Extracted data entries
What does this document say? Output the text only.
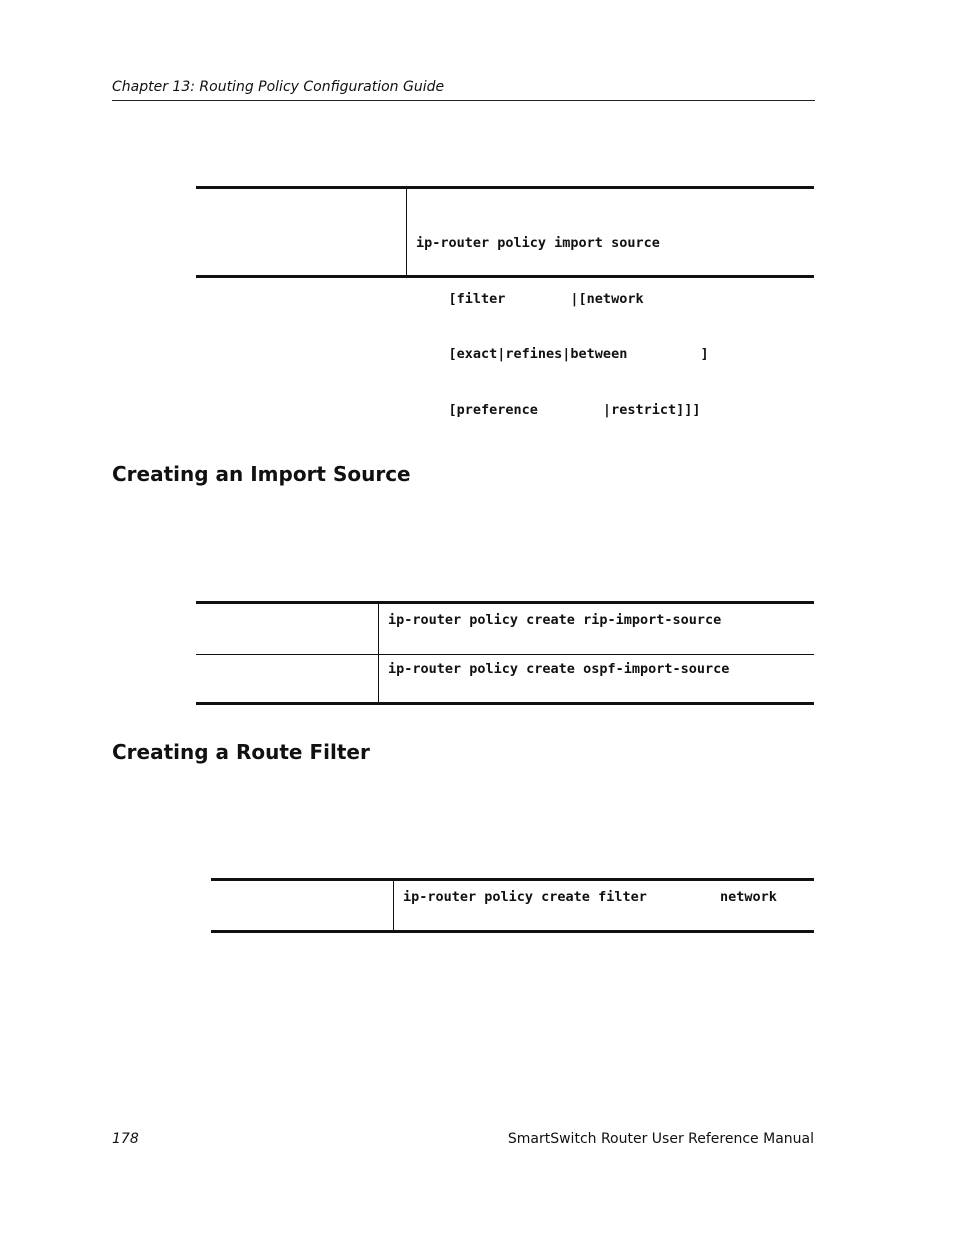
Chapter 13: Routing Policy Configuration Guide

ip-router policy import source

[filter        |[network

[exact|refines|between         ]

[preference        |restrict]]]

Creating an Import Source
ip-router policy create rip-import-source
ip-router policy create ospf-import-source
Creating a Route Filter
ip-router policy create filter         network
178	SmartSwitch Router User Reference Manual
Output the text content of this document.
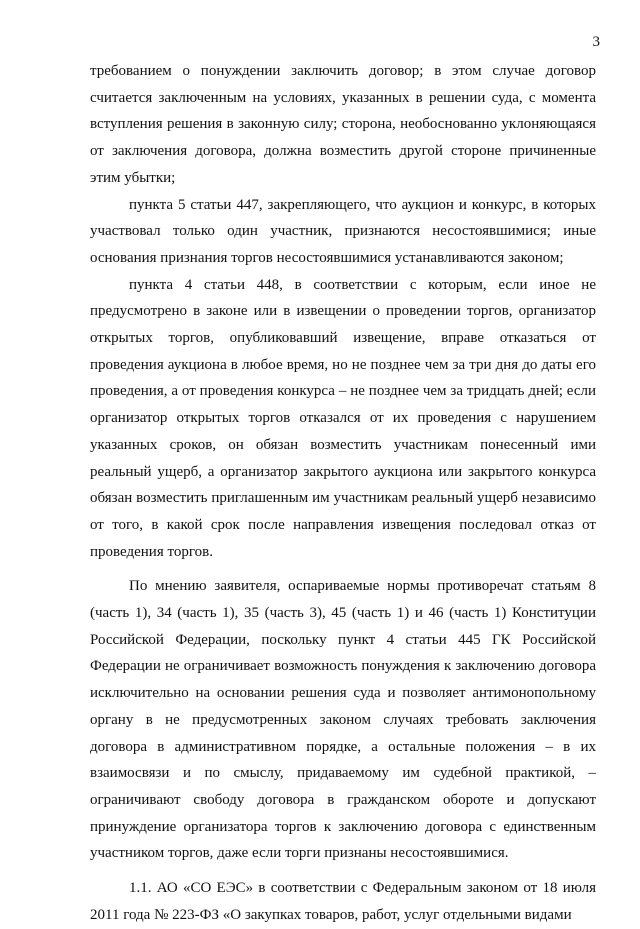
3

требованием о понуждении заключить договор; в этом случае договор считается заключенным на условиях, указанных в решении суда, с момента вступления решения в законную силу; сторона, необоснованно уклоняющаяся от заключения договора, должна возместить другой стороне причиненные этим убытки;

пункта 5 статьи 447, закрепляющего, что аукцион и конкурс, в которых участвовал только один участник, признаются несостоявшимися; иные основания признания торгов несостоявшимися устанавливаются законом;

пункта 4 статьи 448, в соответствии с которым, если иное не предусмотрено в законе или в извещении о проведении торгов, организатор открытых торгов, опубликовавший извещение, вправе отказаться от проведения аукциона в любое время, но не позднее чем за три дня до даты его проведения, а от проведения конкурса – не позднее чем за тридцать дней; если организатор открытых торгов отказался от их проведения с нарушением указанных сроков, он обязан возместить участникам понесенный ими реальный ущерб, а организатор закрытого аукциона или закрытого конкурса обязан возместить приглашенным им участникам реальный ущерб независимо от того, в какой срок после направления извещения последовал отказ от проведения торгов.

По мнению заявителя, оспариваемые нормы противоречат статьям 8 (часть 1), 34 (часть 1), 35 (часть 3), 45 (часть 1) и 46 (часть 1) Конституции Российской Федерации, поскольку пункт 4 статьи 445 ГК Российской Федерации не ограничивает возможность понуждения к заключению договора исключительно на основании решения суда и позволяет антимонопольному органу в не предусмотренных законом случаях требовать заключения договора в административном порядке, а остальные положения – в их взаимосвязи и по смыслу, придаваемому им судебной практикой, – ограничивают свободу договора в гражданском обороте и допускают принуждение организатора торгов к заключению договора с единственным участником торгов, даже если торги признаны несостоявшимися.

1.1. АО «СО ЕЭС» в соответствии с Федеральным законом от 18 июля 2011 года № 223-ФЗ «О закупках товаров, работ, услуг отдельными видами
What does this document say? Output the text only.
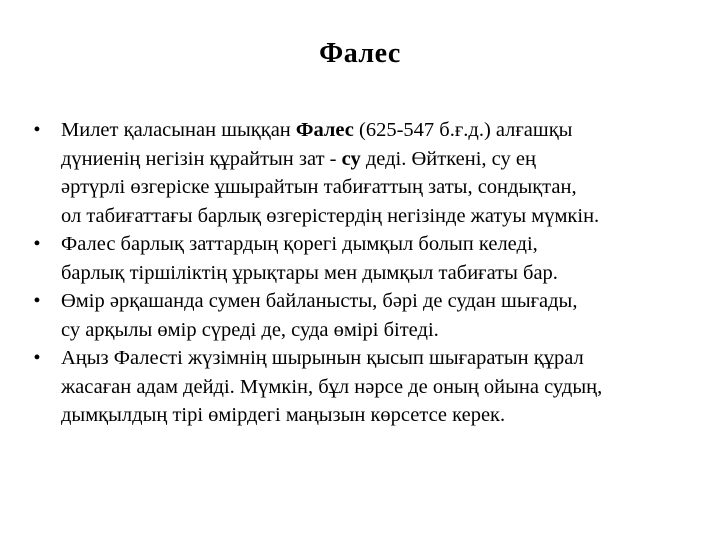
Фалес
• Милет қаласынан шыққан Фалес (625-547 б.ғ.д.) алғашқы
дүниенің негізін құрайтын зат - су деді. Өйткені, су ең
әртүрлі өзгеріске ұшырайтын табиғаттың заты, сондықтан,
ол табиғаттағы барлық өзгерістердің негізінде жатуы мүмкін.
• Фалес барлық заттардың қорегі дымқыл болып келеді,
барлық тіршіліктің ұрықтары мен дымқыл табиғаты бар.
• Өмір әрқашанда сумен байланысты, бәрі де судан шығады,
су арқылы өмір сүреді де, суда өмірі бітеді.
• Аңыз Фалесті жүзімнің шырынын қысып шығаратын құрал
жасаған адам дейді. Мүмкін, бұл нәрсе де оның ойына судың,
дымқылдың тірі өмірдегі маңызын көрсетсе керек.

- **PROBLEM TO SOLVE**: Show every line from the entries above in which the word "решения" appears.

- **THE RESPONSE**:
требованием о понуждении заключить договор; в этом случае договор считается заключенным на условиях, указанных в решении суда, с момента вступления решения в законную силу; сторона, необоснованно уклоняющаяся от заключения договора, должна возместить другой стороне причиненные этим убытки;
По мнению заявителя, оспариваемые нормы противоречат статьям 8 (часть 1), 34 (часть 1), 35 (часть 3), 45 (часть 1) и 46 (часть 1) Конституции Российской Федерации, поскольку пункт 4 статьи 445 ГК Российской Федерации не ограничивает возможность понуждения к заключению договора исключительно на основании решения суда и позволяет антимонопольному органу в не предусмотренных законом случаях требовать заключения договора в административном порядке, а остальные положения – в их взаимосвязи и по смыслу, придаваемому им судебной практикой, – ограничивают свободу договора в гражданском обороте и допускают принуждение организатора торгов к заключению договора с единственным участником торгов, даже если торги признаны несостоявшимися.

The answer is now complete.